* EXTRAIT DE PAGE:
Cette semaine, on apprend une leçon importante : vouloir rendre jaloux ses amis qui ne partent pas en vacances, c'est méchant et ça peut avoir de graves conséquences.

Sur Instagram, le mot clé "Boarding Pass" est largement utilisé
Sur Instagram, le mot clé "Boarding Pass" est largement utilisé © Radio France / Olivier Bénis

Imaginez : vous vous êtes enfin décidé à prendre ce billet d'avion pour New-York, La Réunion ou Tokyo qui vous tentait tant et vous avez envie, au choix, de partager votre bonheur avec vos amis ou de les rendre jaloux (deux sentiments humains tout à fait légitimes). Vous décidez donc de publier une photo de votre fameux billet... sur Instagram. Et c'est une erreur monumentale.

C'est en tout cas ce que nous dit cette semaine le site Motherboard, qui s'inquiète d'une recrudescence des usurpations d'identités grâce à ce genre de photos qui ont pourtant l'air innocentes. Le Royaume-Uni, par exemple, a battu un record avec 89.000 cas enregistrés au premier semestre 2017, soit presque 500 vols d'identité par jour.

Des cas qui sont le plus souvent liés aux informations que nous donnons volontairement via les réseaux sociaux. Sur la photo de votre billet sur Instagram ou Facebook, un pirate peut récupérer votre code de réservation, qui contient des données sur vous. C'est le fameux PNR, qui doit bientôt être utilisé sur tout le territoire européen, et qui contient forcément votre nom, votre itinéraire, et un contact pour vous joindre. Autant d'informations qui peuvent permettre non seulement de vous suivre mais aussi d'influer sur votre voyage.

C'est ce qu'a démontré un chercheur et développeur, Michal Spacek : avec une photo Instagram, il a réussi à identifier la localisation précise d'un de ses amis en vacances à Hong Kong, et à le faire passer pour un criminel recherché au niveau international. Donc si vous tenez absolument à crâner auprès de vos amis, pensez à mettre votre main devant le code barre et le numéro de votre réservation... Ça peut vous éviter quelques ennuis.

La création de la semaine : un feuilleton à suivre en tweets

On doit ce projet à François Descraques, que vous connaissez peut-être comme réalisateur de séries sur le web et à la télé comme "Le Visiteur du Futur" ou plus récemment "Dead Landes". Il a créé la semaine dernière un compte Twitter, "3ème droite", à la description intrigante : "J'habite au 3ème étage à droite. Si je meurs, c'est probablement mon proprio qui m'a tué." Sur ce compte, une nouvelle façon de raconter une histoire, uniquement avec des tweets, avec une nouvelle salve chaque semaine. Suspens garanti.

* ENTRÉES FOURNIES:
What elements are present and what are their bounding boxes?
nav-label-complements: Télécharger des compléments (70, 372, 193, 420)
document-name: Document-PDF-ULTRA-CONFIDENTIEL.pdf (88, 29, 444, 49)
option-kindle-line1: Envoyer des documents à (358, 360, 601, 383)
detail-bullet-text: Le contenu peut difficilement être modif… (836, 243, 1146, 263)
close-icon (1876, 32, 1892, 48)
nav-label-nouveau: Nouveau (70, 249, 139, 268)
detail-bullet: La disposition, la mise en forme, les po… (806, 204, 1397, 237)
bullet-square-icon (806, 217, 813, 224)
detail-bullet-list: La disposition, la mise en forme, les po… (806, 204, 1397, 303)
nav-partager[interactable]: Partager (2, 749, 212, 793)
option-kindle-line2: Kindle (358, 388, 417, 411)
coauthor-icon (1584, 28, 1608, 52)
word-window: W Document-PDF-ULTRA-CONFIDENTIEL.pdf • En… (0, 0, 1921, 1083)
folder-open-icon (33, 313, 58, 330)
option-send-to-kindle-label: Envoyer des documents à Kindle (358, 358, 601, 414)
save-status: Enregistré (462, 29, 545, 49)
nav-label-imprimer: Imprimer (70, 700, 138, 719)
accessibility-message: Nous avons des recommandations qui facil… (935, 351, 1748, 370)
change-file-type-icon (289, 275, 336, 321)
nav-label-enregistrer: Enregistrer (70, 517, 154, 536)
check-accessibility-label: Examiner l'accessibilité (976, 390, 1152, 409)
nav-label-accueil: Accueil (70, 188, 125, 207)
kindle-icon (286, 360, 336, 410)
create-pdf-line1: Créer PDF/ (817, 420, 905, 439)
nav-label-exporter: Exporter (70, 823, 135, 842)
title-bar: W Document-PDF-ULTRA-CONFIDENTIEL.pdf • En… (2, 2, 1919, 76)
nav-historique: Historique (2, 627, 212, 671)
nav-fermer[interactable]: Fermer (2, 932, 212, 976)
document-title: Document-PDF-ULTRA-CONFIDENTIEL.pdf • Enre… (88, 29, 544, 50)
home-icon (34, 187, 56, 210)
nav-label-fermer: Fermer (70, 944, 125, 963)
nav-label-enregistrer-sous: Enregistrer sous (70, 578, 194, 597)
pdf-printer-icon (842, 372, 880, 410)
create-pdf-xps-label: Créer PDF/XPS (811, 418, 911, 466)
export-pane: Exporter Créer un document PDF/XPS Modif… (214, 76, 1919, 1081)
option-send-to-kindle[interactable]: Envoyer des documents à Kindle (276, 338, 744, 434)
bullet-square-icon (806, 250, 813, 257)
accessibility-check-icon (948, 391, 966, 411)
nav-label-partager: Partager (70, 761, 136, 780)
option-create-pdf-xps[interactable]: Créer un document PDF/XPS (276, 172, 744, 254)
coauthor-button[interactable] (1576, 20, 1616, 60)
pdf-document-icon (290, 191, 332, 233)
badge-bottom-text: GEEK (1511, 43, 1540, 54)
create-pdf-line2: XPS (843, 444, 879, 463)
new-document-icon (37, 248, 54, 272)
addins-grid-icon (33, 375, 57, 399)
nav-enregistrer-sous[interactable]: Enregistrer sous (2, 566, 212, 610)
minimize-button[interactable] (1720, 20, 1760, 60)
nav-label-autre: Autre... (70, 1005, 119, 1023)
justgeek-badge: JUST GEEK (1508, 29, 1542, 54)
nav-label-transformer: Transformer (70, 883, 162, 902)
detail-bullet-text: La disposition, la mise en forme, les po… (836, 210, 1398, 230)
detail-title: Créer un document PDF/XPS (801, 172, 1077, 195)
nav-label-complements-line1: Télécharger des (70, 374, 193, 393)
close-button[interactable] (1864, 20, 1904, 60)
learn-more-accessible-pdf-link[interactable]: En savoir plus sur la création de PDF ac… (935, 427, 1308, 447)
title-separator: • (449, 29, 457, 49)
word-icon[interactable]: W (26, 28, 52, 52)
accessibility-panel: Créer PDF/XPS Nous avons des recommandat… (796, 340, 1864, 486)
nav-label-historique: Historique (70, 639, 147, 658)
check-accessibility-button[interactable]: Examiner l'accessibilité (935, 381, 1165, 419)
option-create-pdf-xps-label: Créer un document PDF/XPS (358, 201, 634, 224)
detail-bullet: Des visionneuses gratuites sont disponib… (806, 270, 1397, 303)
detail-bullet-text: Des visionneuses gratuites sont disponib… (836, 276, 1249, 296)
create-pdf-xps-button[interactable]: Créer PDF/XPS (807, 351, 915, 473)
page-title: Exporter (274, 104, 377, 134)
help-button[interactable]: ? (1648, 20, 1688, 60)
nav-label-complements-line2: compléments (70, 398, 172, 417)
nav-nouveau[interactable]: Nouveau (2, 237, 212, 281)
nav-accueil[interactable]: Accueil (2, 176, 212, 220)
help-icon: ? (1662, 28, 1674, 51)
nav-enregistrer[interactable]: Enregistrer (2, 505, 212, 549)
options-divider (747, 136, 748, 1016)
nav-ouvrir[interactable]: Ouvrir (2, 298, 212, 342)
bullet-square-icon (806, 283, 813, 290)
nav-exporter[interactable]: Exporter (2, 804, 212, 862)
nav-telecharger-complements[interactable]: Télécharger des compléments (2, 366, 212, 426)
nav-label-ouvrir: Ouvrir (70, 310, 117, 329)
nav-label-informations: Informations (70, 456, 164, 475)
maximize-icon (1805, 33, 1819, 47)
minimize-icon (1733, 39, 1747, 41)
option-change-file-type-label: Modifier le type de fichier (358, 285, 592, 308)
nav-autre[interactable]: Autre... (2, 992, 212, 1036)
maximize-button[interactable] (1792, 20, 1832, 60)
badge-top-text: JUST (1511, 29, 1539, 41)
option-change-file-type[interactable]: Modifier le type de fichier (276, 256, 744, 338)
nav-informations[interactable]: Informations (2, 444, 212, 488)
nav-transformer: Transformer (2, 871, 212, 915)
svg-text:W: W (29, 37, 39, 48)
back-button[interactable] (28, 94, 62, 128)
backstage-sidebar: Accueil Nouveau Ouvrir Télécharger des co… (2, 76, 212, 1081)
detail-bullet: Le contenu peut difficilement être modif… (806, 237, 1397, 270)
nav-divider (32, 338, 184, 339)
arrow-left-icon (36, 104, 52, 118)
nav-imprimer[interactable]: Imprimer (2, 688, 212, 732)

* QUESTIONS DE COMPRÉHENSION:
**A)** Répondez à ces questions sur l'article consacré aux billets d'avion publiés sur Instagram :
(i) Combien de cas d'usurpation d'identité le Royaume-Uni a-t-il enregistrés au premier semestre 2017 ?
(ii) Quelles informations le PNR contient-il forcément ?
(iii) Quel nom porte le compte Twitter créé par François Descraques ?
**B)** Recopiez tout le passage de l'article depuis « Imaginez : vous » jusqu'à « d'identité par jour. ».
Les entrées ci-dessus n'ont aucun lien avec l'article.

* CORRIGÉ PAR POINT:
**A)**
(i) 89.000 cas, soit presque 500 vols d'identité par jour.
(ii) Le nom, l'itinéraire et un contact pour joindre le voyageur.
(iii) « 3ème droite ».

**B)**
Imaginez : vous vous êtes enfin décidé à prendre ce billet d'avion pour New-York, La Réunion ou Tokyo qui vous tentait tant et vous avez envie, au choix, de partager votre bonheur avec vos amis ou de les rendre jaloux (deux sentiments humains tout à fait légitimes). Vous décidez donc de publier une photo de votre fameux billet... sur Instagram. Et c'est une erreur monumentale.

C'est en tout cas ce que nous dit cette semaine le site Motherboard, qui s'inquiète d'une recrudescence des usurpations d'identités grâce à ce genre de photos qui ont pourtant l'air innocentes. Le Royaume-Uni, par exemple, a battu un record avec 89.000 cas enregistrés au premier semestre 2017, soit presque 500 vols d'identité par jour.